- _Exercise task_
Say how many lines contain the word "drugmakers". Only the number should be given.

Rows from a figure dataset:

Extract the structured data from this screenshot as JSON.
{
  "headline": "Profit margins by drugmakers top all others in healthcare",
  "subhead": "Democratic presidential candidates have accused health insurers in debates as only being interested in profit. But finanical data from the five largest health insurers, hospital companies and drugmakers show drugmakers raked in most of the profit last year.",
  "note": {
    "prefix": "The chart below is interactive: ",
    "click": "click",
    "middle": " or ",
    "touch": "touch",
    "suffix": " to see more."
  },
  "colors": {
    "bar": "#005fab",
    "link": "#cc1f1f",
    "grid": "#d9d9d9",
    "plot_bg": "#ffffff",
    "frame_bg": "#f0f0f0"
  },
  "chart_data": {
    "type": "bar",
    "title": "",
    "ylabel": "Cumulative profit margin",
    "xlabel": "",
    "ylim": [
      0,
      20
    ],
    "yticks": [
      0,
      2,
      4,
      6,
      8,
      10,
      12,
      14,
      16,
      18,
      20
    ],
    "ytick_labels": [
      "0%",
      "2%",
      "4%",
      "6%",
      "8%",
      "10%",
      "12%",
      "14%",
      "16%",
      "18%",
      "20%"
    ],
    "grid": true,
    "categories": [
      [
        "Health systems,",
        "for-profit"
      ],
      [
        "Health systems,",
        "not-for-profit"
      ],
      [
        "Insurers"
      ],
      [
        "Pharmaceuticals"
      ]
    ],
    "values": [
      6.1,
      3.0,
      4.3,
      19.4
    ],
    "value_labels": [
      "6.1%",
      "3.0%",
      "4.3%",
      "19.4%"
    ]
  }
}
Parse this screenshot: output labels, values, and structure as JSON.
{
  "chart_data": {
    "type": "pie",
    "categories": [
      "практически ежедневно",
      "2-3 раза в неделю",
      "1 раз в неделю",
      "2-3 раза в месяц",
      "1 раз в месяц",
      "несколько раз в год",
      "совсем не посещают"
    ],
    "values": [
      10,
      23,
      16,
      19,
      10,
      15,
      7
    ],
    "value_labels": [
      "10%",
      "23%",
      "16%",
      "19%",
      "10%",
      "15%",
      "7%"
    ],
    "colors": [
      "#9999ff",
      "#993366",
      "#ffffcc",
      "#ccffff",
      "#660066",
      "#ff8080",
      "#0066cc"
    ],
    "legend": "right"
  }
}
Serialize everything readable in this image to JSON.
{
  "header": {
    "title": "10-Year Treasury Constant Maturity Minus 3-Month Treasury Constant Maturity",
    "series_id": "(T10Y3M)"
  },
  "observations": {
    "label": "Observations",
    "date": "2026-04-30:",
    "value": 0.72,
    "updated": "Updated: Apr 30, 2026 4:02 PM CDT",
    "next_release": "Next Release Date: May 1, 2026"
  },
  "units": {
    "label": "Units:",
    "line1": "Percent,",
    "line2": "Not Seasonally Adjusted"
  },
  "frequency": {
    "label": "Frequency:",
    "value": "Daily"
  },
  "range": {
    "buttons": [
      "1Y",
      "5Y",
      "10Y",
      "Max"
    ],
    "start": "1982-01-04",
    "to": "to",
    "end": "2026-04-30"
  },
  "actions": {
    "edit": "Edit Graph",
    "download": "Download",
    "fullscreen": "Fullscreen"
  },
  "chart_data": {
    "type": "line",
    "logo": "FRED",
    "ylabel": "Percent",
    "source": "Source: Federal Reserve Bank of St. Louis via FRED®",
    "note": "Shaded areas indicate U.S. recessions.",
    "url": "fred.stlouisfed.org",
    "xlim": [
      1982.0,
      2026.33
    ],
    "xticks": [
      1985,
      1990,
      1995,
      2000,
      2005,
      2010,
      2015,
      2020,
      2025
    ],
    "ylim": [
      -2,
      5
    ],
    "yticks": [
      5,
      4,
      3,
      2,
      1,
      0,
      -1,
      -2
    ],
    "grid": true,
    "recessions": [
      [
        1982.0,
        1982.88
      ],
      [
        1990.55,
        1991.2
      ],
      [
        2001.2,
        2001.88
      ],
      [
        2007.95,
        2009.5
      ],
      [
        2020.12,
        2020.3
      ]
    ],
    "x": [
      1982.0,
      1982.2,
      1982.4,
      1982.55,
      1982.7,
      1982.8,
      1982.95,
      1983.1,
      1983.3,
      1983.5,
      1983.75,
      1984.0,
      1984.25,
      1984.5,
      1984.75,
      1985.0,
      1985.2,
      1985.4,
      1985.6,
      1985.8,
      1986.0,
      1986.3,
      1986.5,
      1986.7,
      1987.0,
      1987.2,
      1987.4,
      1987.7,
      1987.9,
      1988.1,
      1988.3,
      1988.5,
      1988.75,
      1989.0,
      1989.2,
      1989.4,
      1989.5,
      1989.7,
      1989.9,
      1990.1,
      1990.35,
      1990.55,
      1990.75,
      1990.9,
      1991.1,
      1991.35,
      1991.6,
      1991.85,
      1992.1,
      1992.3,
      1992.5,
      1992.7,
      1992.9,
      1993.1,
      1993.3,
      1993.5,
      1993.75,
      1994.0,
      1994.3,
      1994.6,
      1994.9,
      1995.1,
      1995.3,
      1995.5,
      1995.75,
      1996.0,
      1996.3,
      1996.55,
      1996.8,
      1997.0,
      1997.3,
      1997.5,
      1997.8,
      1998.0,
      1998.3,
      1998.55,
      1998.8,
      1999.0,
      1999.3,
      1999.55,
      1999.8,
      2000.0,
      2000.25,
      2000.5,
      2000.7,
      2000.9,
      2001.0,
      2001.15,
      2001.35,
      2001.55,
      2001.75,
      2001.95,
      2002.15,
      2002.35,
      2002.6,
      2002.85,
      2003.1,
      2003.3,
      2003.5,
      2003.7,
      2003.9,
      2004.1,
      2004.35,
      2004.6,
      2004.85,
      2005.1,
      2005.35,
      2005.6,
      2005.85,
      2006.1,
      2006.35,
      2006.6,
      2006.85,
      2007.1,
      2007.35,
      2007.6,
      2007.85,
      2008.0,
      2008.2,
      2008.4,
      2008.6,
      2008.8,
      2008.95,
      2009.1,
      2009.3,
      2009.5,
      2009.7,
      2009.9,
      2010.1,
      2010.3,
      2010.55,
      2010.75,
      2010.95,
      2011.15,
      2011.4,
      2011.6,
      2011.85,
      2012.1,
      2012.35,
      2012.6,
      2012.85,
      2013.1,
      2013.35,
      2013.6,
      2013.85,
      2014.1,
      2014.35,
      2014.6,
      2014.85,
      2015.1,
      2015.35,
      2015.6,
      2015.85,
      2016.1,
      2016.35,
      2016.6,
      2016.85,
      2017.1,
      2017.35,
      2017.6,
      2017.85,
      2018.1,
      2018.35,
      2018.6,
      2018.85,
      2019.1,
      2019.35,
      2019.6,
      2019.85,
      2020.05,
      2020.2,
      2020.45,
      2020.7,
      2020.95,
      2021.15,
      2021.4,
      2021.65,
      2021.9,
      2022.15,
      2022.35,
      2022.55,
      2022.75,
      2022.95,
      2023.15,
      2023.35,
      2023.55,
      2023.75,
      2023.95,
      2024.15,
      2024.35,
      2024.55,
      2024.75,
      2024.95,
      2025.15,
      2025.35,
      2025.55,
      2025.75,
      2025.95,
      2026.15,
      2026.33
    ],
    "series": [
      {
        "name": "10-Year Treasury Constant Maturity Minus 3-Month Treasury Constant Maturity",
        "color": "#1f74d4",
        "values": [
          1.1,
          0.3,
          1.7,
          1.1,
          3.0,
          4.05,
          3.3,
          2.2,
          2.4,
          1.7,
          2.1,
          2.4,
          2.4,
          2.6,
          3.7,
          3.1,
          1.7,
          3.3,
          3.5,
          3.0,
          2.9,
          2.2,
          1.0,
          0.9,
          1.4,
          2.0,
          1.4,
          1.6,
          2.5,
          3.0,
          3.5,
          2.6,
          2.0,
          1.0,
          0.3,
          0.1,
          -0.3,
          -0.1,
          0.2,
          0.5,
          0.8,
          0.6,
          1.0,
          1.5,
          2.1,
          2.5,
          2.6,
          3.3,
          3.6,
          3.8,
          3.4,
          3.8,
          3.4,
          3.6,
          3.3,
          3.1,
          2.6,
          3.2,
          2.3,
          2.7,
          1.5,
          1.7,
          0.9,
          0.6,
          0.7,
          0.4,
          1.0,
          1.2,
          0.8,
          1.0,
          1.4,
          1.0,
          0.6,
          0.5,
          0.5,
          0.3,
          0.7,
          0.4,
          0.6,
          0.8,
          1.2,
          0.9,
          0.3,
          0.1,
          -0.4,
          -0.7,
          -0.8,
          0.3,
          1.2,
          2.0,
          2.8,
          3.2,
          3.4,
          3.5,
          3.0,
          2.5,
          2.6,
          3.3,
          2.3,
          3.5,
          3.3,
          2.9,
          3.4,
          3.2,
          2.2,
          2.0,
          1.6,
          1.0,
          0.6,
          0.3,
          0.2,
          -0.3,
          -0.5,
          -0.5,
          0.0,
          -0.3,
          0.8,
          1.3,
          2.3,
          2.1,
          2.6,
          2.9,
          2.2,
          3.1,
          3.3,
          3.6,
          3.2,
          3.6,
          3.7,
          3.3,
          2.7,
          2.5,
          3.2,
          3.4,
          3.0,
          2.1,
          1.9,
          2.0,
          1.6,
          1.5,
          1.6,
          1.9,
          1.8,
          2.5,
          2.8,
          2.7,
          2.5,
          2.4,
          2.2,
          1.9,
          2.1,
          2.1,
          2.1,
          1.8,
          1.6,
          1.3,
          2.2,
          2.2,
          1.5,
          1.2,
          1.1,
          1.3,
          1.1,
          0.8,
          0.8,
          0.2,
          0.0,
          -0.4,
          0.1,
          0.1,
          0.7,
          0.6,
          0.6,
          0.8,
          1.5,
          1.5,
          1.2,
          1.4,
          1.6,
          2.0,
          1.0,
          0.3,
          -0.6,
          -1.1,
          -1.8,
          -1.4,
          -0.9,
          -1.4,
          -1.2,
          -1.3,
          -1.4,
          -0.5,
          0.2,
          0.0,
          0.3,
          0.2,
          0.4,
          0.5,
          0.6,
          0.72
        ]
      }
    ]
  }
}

- _Worked solution_
2